• **Information given**
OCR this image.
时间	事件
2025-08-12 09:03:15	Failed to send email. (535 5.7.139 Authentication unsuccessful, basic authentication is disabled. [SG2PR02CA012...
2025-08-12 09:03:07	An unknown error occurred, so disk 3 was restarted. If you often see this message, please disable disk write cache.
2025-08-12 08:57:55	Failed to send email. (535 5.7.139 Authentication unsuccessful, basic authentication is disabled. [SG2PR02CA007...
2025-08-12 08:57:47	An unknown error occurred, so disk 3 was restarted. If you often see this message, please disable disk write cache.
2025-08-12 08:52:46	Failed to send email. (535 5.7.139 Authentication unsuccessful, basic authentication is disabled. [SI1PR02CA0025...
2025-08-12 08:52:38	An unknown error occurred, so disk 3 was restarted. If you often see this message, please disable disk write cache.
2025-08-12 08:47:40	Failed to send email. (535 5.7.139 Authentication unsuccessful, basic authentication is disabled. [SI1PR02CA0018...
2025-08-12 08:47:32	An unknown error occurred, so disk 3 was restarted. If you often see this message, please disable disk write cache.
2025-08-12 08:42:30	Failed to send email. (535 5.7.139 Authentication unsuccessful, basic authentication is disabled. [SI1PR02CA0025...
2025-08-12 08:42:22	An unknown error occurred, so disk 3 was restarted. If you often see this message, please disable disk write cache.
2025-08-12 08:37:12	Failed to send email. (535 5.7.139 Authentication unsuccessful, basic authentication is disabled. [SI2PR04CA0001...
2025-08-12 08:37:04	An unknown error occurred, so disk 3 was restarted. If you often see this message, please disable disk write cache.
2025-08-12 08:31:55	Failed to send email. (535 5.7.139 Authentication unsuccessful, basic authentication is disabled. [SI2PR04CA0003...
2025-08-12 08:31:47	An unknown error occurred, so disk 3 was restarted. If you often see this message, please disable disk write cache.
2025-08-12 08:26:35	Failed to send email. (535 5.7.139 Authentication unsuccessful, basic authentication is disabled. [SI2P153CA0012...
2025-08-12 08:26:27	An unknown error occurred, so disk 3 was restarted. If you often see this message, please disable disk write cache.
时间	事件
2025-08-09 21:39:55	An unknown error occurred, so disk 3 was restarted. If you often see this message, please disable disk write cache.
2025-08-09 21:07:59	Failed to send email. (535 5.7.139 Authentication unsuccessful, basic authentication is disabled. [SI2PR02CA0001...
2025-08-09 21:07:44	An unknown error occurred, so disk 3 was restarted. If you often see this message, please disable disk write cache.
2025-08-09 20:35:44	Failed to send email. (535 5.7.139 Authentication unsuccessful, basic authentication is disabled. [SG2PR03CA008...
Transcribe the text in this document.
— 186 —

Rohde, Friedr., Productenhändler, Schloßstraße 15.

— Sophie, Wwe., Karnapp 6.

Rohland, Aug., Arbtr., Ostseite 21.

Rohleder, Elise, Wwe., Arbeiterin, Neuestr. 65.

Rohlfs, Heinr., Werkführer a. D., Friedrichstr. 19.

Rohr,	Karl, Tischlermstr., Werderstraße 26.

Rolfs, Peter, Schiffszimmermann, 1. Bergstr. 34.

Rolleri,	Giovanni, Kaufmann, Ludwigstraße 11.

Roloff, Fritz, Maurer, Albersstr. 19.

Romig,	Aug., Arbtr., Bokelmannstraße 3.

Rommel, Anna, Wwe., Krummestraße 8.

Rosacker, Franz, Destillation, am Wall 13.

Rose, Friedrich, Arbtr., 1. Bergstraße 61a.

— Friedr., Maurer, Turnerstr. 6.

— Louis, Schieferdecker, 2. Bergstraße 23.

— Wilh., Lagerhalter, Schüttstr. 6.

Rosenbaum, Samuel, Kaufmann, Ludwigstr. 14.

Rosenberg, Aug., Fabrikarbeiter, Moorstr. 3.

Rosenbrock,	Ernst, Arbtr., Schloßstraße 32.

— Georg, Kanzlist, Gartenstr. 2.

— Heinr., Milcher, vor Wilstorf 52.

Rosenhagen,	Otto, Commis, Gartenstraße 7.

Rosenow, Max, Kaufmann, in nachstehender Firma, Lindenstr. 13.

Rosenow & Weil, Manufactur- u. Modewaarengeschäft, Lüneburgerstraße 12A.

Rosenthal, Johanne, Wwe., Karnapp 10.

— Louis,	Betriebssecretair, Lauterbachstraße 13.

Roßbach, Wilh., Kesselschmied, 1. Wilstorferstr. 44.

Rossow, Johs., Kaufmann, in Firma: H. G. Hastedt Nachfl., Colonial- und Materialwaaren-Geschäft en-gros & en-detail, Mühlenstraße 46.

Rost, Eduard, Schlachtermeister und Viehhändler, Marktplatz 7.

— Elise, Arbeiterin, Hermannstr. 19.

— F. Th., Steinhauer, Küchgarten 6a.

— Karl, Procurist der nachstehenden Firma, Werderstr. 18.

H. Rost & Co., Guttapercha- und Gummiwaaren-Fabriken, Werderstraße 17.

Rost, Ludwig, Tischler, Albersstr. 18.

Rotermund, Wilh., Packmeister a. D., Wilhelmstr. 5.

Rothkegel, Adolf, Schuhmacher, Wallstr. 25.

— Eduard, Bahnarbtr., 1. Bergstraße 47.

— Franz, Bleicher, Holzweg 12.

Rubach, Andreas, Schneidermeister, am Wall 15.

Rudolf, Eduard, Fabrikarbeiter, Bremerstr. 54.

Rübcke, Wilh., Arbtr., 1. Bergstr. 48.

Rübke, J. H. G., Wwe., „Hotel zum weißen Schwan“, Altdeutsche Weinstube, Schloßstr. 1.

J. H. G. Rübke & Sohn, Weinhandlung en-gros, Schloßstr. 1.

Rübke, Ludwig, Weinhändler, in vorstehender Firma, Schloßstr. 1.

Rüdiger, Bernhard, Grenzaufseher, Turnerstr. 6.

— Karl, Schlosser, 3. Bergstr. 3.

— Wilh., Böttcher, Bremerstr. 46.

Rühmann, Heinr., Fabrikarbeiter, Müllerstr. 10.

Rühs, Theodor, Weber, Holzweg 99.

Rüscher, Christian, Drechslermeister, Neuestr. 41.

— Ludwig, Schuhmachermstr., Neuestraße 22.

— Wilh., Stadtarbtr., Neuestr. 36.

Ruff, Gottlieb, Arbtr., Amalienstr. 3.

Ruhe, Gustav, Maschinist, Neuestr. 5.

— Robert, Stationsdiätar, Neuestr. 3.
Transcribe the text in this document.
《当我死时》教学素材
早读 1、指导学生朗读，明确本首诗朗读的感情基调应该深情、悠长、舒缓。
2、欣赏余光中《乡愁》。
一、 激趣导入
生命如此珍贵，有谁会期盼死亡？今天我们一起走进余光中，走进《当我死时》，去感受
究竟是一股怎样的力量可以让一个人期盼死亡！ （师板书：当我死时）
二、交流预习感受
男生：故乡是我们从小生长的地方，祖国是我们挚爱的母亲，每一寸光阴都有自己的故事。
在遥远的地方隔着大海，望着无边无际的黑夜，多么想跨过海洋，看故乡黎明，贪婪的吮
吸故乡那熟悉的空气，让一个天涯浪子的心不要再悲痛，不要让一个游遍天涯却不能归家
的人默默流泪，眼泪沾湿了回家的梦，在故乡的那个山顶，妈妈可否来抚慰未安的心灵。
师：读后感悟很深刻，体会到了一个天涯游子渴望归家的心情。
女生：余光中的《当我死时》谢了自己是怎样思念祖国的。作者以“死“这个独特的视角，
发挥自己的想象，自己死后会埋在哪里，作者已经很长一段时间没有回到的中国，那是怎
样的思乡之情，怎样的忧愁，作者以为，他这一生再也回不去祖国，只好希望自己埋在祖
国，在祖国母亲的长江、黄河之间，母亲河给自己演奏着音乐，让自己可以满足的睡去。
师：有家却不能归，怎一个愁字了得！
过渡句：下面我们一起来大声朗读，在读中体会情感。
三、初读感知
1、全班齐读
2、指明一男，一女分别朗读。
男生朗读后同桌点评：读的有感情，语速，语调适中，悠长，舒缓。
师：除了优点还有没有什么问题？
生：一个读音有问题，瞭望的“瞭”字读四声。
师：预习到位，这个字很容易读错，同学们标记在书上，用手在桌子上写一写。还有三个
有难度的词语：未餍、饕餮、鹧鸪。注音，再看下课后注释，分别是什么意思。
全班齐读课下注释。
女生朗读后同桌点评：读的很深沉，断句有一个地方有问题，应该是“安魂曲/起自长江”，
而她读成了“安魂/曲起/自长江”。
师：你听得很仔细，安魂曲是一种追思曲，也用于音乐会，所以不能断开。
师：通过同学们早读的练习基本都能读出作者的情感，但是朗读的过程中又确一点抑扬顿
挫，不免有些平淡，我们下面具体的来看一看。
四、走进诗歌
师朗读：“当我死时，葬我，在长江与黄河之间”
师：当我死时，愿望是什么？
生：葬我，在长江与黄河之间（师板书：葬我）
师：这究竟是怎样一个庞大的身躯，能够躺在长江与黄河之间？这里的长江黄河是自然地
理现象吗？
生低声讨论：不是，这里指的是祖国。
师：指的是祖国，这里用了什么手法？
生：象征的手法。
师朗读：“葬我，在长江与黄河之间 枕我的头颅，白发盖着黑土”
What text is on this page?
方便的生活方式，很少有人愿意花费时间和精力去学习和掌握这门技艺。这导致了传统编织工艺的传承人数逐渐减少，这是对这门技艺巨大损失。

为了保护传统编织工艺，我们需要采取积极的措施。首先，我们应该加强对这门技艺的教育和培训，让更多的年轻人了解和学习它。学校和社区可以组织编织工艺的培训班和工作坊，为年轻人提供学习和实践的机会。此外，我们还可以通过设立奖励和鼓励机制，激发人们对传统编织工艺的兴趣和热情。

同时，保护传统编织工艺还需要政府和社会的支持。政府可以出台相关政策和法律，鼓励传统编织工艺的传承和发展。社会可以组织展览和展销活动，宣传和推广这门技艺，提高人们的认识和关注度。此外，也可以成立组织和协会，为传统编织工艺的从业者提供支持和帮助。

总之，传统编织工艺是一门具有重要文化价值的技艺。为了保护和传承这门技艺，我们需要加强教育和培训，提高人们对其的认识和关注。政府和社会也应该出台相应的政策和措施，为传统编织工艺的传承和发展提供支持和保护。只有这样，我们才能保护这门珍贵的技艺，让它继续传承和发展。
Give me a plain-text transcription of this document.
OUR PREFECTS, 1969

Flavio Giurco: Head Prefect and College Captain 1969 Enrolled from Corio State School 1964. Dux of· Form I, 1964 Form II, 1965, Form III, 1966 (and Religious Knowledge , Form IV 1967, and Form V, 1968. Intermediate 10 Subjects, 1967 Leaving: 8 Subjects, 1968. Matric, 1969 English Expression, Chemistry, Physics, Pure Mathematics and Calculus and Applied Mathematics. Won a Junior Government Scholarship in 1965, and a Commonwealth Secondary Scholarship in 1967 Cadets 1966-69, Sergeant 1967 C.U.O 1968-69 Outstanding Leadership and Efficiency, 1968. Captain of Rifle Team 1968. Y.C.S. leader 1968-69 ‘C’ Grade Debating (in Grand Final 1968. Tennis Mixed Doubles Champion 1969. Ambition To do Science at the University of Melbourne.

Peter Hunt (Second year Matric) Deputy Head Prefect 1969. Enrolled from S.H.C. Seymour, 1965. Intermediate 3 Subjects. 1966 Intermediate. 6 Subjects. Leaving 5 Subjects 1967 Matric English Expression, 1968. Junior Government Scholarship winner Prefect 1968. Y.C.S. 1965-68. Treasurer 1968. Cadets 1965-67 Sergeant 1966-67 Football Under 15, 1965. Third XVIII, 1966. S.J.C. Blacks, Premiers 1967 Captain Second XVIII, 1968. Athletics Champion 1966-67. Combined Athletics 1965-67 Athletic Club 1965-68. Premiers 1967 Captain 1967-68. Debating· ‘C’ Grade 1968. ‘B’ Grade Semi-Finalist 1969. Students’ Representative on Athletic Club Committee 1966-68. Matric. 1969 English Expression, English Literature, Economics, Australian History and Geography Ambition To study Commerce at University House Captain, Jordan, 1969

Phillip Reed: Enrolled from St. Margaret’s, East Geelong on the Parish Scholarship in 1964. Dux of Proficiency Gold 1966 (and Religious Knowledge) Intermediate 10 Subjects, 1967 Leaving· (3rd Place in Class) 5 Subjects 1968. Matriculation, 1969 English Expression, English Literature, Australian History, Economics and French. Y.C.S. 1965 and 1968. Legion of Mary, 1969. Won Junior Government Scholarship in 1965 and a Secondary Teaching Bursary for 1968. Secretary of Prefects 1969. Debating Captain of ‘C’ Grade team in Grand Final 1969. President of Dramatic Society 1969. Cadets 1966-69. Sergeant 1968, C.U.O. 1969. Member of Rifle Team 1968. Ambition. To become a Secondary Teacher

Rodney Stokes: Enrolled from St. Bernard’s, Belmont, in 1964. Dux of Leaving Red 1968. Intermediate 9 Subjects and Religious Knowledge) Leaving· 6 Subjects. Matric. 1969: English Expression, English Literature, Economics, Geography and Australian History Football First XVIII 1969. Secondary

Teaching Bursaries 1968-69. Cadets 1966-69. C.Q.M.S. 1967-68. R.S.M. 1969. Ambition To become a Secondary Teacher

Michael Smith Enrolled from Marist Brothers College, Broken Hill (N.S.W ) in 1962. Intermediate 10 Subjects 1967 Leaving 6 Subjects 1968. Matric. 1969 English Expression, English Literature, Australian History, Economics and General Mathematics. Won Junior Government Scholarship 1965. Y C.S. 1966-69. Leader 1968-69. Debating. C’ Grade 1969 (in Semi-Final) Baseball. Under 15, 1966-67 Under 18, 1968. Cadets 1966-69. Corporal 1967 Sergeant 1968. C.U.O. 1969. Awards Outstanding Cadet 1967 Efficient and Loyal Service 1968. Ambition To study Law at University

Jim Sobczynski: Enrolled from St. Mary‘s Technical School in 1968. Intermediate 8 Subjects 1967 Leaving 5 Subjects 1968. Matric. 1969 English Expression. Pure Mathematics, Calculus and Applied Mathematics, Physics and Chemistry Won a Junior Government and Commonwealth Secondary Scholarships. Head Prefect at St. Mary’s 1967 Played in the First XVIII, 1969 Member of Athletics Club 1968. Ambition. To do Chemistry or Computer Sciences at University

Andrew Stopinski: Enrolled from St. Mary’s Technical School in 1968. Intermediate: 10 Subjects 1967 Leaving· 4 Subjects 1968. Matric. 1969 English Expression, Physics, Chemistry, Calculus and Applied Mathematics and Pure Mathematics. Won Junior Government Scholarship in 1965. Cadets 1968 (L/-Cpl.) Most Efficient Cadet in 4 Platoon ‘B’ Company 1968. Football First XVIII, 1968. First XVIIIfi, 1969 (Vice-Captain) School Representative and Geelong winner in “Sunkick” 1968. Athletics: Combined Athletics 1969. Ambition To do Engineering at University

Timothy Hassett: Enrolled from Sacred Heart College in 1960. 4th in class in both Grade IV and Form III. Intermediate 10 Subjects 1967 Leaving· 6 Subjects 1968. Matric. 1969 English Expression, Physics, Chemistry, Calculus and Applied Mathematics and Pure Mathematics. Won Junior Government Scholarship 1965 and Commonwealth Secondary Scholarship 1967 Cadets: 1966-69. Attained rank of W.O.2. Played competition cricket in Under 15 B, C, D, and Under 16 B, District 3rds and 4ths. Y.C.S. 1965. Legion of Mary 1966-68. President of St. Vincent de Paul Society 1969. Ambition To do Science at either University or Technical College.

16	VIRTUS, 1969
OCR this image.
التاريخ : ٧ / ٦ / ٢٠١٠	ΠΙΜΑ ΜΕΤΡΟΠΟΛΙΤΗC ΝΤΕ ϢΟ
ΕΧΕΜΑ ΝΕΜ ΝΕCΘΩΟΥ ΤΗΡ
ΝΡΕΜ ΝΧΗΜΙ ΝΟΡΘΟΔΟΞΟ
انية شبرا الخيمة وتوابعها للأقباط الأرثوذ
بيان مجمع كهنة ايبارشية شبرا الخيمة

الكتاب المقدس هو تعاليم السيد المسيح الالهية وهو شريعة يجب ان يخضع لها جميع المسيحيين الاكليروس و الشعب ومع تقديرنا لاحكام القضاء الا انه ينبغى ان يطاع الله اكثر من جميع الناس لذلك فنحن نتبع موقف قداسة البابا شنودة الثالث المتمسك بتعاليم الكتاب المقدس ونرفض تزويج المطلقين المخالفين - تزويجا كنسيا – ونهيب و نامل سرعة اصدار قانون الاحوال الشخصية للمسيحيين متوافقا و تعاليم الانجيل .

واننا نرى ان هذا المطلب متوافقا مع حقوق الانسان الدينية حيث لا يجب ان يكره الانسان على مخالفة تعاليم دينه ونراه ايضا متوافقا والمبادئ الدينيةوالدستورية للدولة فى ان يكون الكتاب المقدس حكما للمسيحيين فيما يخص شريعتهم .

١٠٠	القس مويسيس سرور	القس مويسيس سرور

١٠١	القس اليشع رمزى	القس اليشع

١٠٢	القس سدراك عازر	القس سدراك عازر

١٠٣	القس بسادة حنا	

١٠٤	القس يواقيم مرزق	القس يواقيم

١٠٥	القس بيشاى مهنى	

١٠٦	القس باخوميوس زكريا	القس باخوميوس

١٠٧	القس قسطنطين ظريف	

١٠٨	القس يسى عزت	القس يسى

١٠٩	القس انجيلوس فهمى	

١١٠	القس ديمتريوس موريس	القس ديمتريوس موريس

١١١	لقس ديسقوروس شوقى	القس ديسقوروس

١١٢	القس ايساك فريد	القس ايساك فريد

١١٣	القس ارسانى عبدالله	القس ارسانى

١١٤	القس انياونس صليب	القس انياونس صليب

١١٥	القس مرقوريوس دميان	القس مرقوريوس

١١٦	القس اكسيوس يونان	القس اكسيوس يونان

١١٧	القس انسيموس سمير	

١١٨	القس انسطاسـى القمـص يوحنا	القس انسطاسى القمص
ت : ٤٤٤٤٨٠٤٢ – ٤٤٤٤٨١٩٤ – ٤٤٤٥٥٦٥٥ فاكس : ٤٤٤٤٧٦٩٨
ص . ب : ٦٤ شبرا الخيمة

• **Task brief**
Looking at the records above, say how many lines hold the string "Played". Write nothing but the number.

• **Written response**
2